* **Short exercise**
Restate the full listing word for word and leave the pictures out.

* **Exercise materials**
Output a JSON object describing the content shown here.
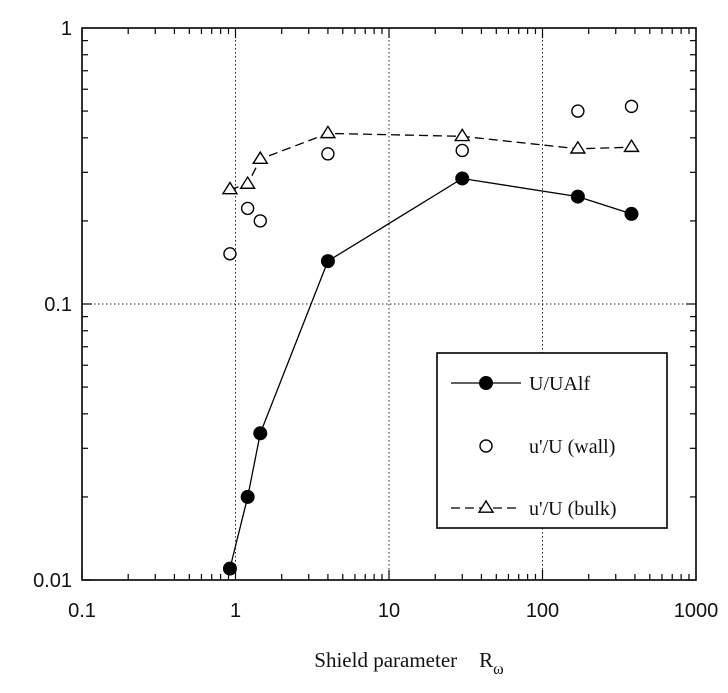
{
  "chart_data": {
    "type": "scatter",
    "title": "",
    "xlabel": "Shield parameter",
    "xlabel_symbol": "R",
    "xlabel_subscript": "ω",
    "ylabel": "",
    "x_scale": "log",
    "y_scale": "log",
    "xlim": [
      0.1,
      1000
    ],
    "ylim": [
      0.01,
      1
    ],
    "x_ticks": [
      {
        "value": 0.1,
        "label": "0.1"
      },
      {
        "value": 1,
        "label": "1"
      },
      {
        "value": 10,
        "label": "10"
      },
      {
        "value": 100,
        "label": "100"
      },
      {
        "value": 1000,
        "label": "1000"
      }
    ],
    "y_ticks": [
      {
        "value": 0.01,
        "label": "0.01"
      },
      {
        "value": 0.1,
        "label": "0.1"
      },
      {
        "value": 1,
        "label": "1"
      }
    ],
    "grid": true,
    "legend_position": "lower-right",
    "series": [
      {
        "name": "U/UAlf",
        "marker": "filled-circle",
        "line": "solid",
        "points": [
          [
            0.92,
            0.011
          ],
          [
            1.2,
            0.02
          ],
          [
            1.45,
            0.034
          ],
          [
            4.0,
            0.143
          ],
          [
            30,
            0.285
          ],
          [
            170,
            0.245
          ],
          [
            380,
            0.212
          ]
        ]
      },
      {
        "name": "u'/U (wall)",
        "marker": "open-circle",
        "line": "none",
        "points": [
          [
            0.92,
            0.152
          ],
          [
            1.2,
            0.222
          ],
          [
            1.45,
            0.2
          ],
          [
            4.0,
            0.35
          ],
          [
            30,
            0.36
          ],
          [
            170,
            0.5
          ],
          [
            380,
            0.52
          ]
        ]
      },
      {
        "name": "u'/U (bulk)",
        "marker": "open-triangle",
        "line": "dashed",
        "points": [
          [
            0.92,
            0.26
          ],
          [
            1.2,
            0.272
          ],
          [
            1.45,
            0.335
          ],
          [
            4.0,
            0.415
          ],
          [
            30,
            0.405
          ],
          [
            170,
            0.365
          ],
          [
            380,
            0.37
          ]
        ]
      }
    ]
  }
}
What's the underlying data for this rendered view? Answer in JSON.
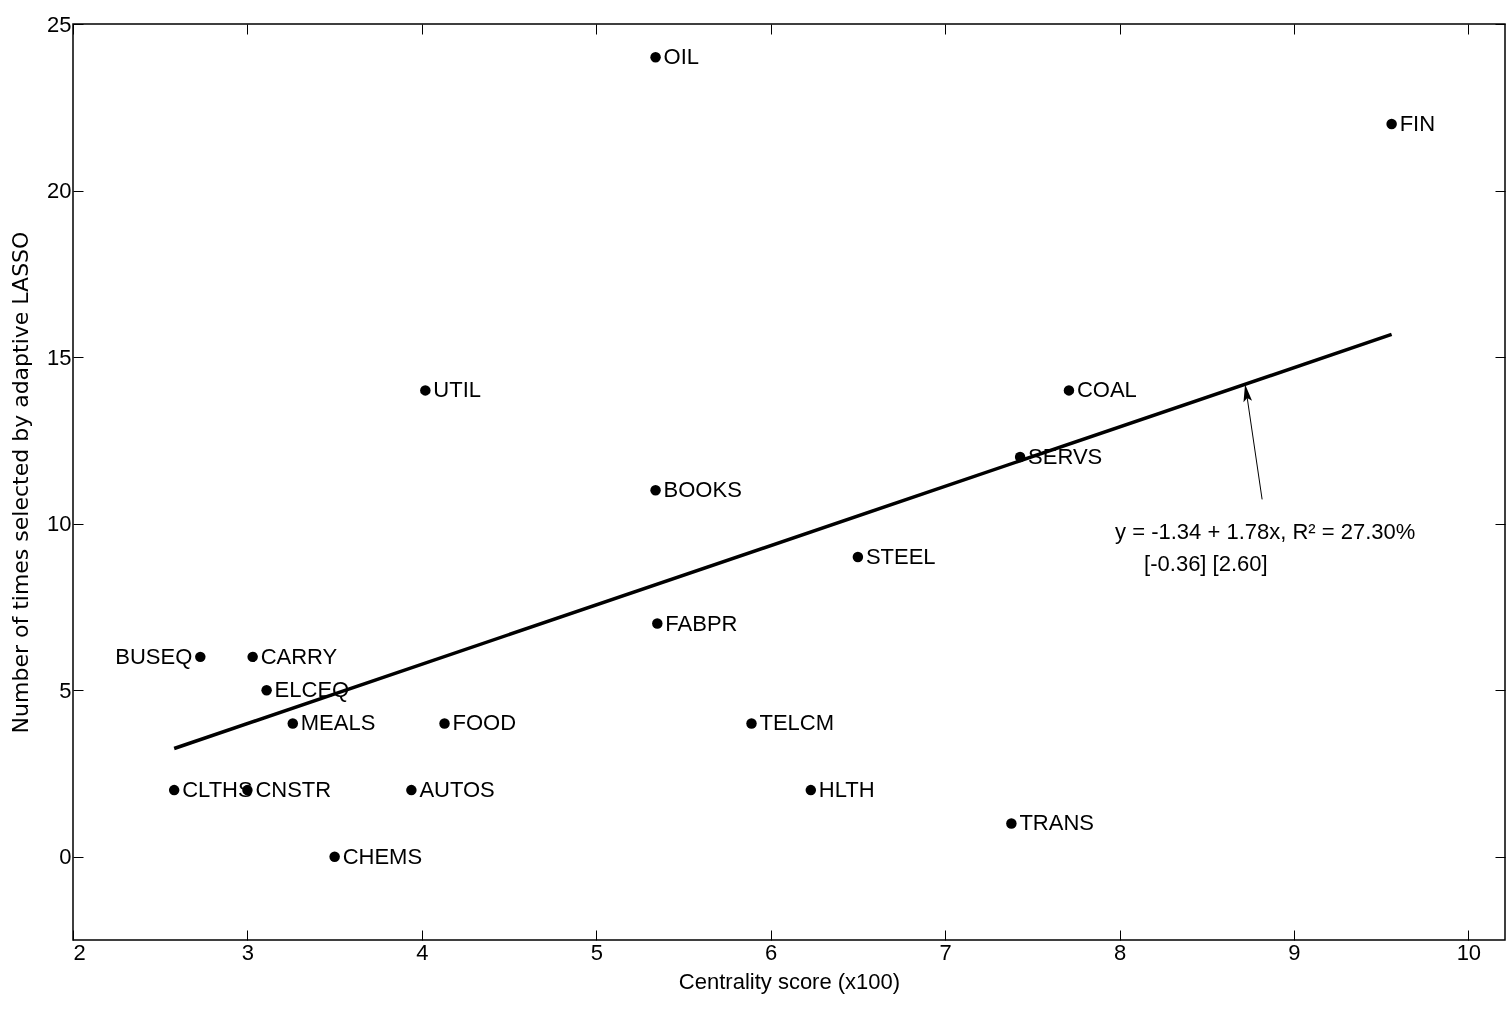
{
  "chart_data": {
    "type": "scatter",
    "xlabel": "Centrality score (x100)",
    "ylabel": "Number of times selected by adaptive LASSO",
    "xlim": [
      2,
      10.21
    ],
    "ylim": [
      -2.5,
      25
    ],
    "xticks": [
      2,
      3,
      4,
      5,
      6,
      7,
      8,
      9,
      10
    ],
    "yticks": [
      0,
      5,
      10,
      15,
      20,
      25
    ],
    "grid": false,
    "marker": "circle",
    "series": [
      {
        "color": "#000000",
        "x": [
          5.34,
          9.56,
          4.02,
          7.71,
          7.43,
          5.34,
          6.5,
          5.35,
          2.73,
          3.03,
          3.11,
          3.26,
          4.13,
          5.89,
          2.58,
          3.0,
          3.94,
          6.23,
          7.38,
          3.5
        ],
        "values": [
          24,
          22,
          14,
          14,
          12,
          11,
          9,
          7,
          6,
          6,
          5,
          4,
          4,
          4,
          2,
          2,
          2,
          2,
          1,
          0
        ]
      },
      {
        "type": "line",
        "color": "#000000",
        "line_style": "solid",
        "marker": "none",
        "x": [
          2.58,
          9.56
        ],
        "values": [
          3.25,
          15.68
        ]
      }
    ],
    "annotations": [
      {
        "text": "OIL",
        "x": 5.34,
        "y": 24
      },
      {
        "text": "FIN",
        "x": 9.56,
        "y": 22
      },
      {
        "text": "UTIL",
        "x": 4.02,
        "y": 14
      },
      {
        "text": "COAL",
        "x": 7.71,
        "y": 14
      },
      {
        "text": "SERVS",
        "x": 7.43,
        "y": 12
      },
      {
        "text": "BOOKS",
        "x": 5.34,
        "y": 11
      },
      {
        "text": "STEEL",
        "x": 6.5,
        "y": 9
      },
      {
        "text": "FABPR",
        "x": 5.35,
        "y": 7
      },
      {
        "text": "BUSEQ",
        "x": 2.73,
        "y": 6
      },
      {
        "text": "CARRY",
        "x": 3.03,
        "y": 6
      },
      {
        "text": "ELCEQ",
        "x": 3.11,
        "y": 5
      },
      {
        "text": "MEALS",
        "x": 3.26,
        "y": 4
      },
      {
        "text": "FOOD",
        "x": 4.13,
        "y": 4
      },
      {
        "text": "TELCM",
        "x": 5.89,
        "y": 4
      },
      {
        "text": "CLTHS",
        "x": 2.58,
        "y": 2
      },
      {
        "text": "CNSTR",
        "x": 3.0,
        "y": 2
      },
      {
        "text": "AUTOS",
        "x": 3.94,
        "y": 2
      },
      {
        "text": "HLTH",
        "x": 6.23,
        "y": 2
      },
      {
        "text": "TRANS",
        "x": 7.38,
        "y": 1
      },
      {
        "text": "CHEMS",
        "x": 3.5,
        "y": 0
      },
      {
        "text": "y = -1.34 + 1.78x, R² = 27.30%",
        "x": 8.72,
        "y": 14.18
      },
      "[-0.36]  [2.60]"
    ]
  }
}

* **Output for this task**
Output a JSON object describing the content shown here.
{
  "chart_data": {
    "type": "scatter",
    "title": "",
    "xlabel": "Shield parameter",
    "xlabel_symbol": "R",
    "xlabel_subscript": "ω",
    "ylabel": "",
    "x_scale": "log",
    "y_scale": "log",
    "xlim": [
      0.1,
      1000
    ],
    "ylim": [
      0.01,
      1
    ],
    "x_ticks": [
      {
        "value": 0.1,
        "label": "0.1"
      },
      {
        "value": 1,
        "label": "1"
      },
      {
        "value": 10,
        "label": "10"
      },
      {
        "value": 100,
        "label": "100"
      },
      {
        "value": 1000,
        "label": "1000"
      }
    ],
    "y_ticks": [
      {
        "value": 0.01,
        "label": "0.01"
      },
      {
        "value": 0.1,
        "label": "0.1"
      },
      {
        "value": 1,
        "label": "1"
      }
    ],
    "grid": true,
    "legend_position": "lower-right",
    "series": [
      {
        "name": "U/UAlf",
        "marker": "filled-circle",
        "line": "solid",
        "points": [
          [
            0.92,
            0.011
          ],
          [
            1.2,
            0.02
          ],
          [
            1.45,
            0.034
          ],
          [
            4.0,
            0.143
          ],
          [
            30,
            0.285
          ],
          [
            170,
            0.245
          ],
          [
            380,
            0.212
          ]
        ]
      },
      {
        "name": "u'/U (wall)",
        "marker": "open-circle",
        "line": "none",
        "points": [
          [
            0.92,
            0.152
          ],
          [
            1.2,
            0.222
          ],
          [
            1.45,
            0.2
          ],
          [
            4.0,
            0.35
          ],
          [
            30,
            0.36
          ],
          [
            170,
            0.5
          ],
          [
            380,
            0.52
          ]
        ]
      },
      {
        "name": "u'/U (bulk)",
        "marker": "open-triangle",
        "line": "dashed",
        "points": [
          [
            0.92,
            0.26
          ],
          [
            1.2,
            0.272
          ],
          [
            1.45,
            0.335
          ],
          [
            4.0,
            0.415
          ],
          [
            30,
            0.405
          ],
          [
            170,
            0.365
          ],
          [
            380,
            0.37
          ]
        ]
      }
    ]
  }
}
What's the underlying data for this rendered view? Answer in JSON.
{
  "chart_data": {
    "type": "scatter",
    "xlabel": "Centrality score (x100)",
    "ylabel": "Number of times selected by adaptive LASSO",
    "xlim": [
      2,
      10.21
    ],
    "ylim": [
      -2.5,
      25
    ],
    "xticks": [
      2,
      3,
      4,
      5,
      6,
      7,
      8,
      9,
      10
    ],
    "yticks": [
      0,
      5,
      10,
      15,
      20,
      25
    ],
    "grid": false,
    "marker": "circle",
    "series": [
      {
        "color": "#000000",
        "x": [
          5.34,
          9.56,
          4.02,
          7.71,
          7.43,
          5.34,
          6.5,
          5.35,
          2.73,
          3.03,
          3.11,
          3.26,
          4.13,
          5.89,
          2.58,
          3.0,
          3.94,
          6.23,
          7.38,
          3.5
        ],
        "values": [
          24,
          22,
          14,
          14,
          12,
          11,
          9,
          7,
          6,
          6,
          5,
          4,
          4,
          4,
          2,
          2,
          2,
          2,
          1,
          0
        ]
      },
      {
        "type": "line",
        "color": "#000000",
        "line_style": "solid",
        "marker": "none",
        "x": [
          2.58,
          9.56
        ],
        "values": [
          3.25,
          15.68
        ]
      }
    ],
    "annotations": [
      {
        "text": "OIL",
        "x": 5.34,
        "y": 24
      },
      {
        "text": "FIN",
        "x": 9.56,
        "y": 22
      },
      {
        "text": "UTIL",
        "x": 4.02,
        "y": 14
      },
      {
        "text": "COAL",
        "x": 7.71,
        "y": 14
      },
      {
        "text": "SERVS",
        "x": 7.43,
        "y": 12
      },
      {
        "text": "BOOKS",
        "x": 5.34,
        "y": 11
      },
      {
        "text": "STEEL",
        "x": 6.5,
        "y": 9
      },
      {
        "text": "FABPR",
        "x": 5.35,
        "y": 7
      },
      {
        "text": "BUSEQ",
        "x": 2.73,
        "y": 6
      },
      {
        "text": "CARRY",
        "x": 3.03,
        "y": 6
      },
      {
        "text": "ELCEQ",
        "x": 3.11,
        "y": 5
      },
      {
        "text": "MEALS",
        "x": 3.26,
        "y": 4
      },
      {
        "text": "FOOD",
        "x": 4.13,
        "y": 4
      },
      {
        "text": "TELCM",
        "x": 5.89,
        "y": 4
      },
      {
        "text": "CLTHS",
        "x": 2.58,
        "y": 2
      },
      {
        "text": "CNSTR",
        "x": 3.0,
        "y": 2
      },
      {
        "text": "AUTOS",
        "x": 3.94,
        "y": 2
      },
      {
        "text": "HLTH",
        "x": 6.23,
        "y": 2
      },
      {
        "text": "TRANS",
        "x": 7.38,
        "y": 1
      },
      {
        "text": "CHEMS",
        "x": 3.5,
        "y": 0
      },
      {
        "text": "y = -1.34 + 1.78x, R² = 27.30%",
        "x": 8.72,
        "y": 14.18
      },
      "[-0.36]  [2.60]"
    ]
  }
}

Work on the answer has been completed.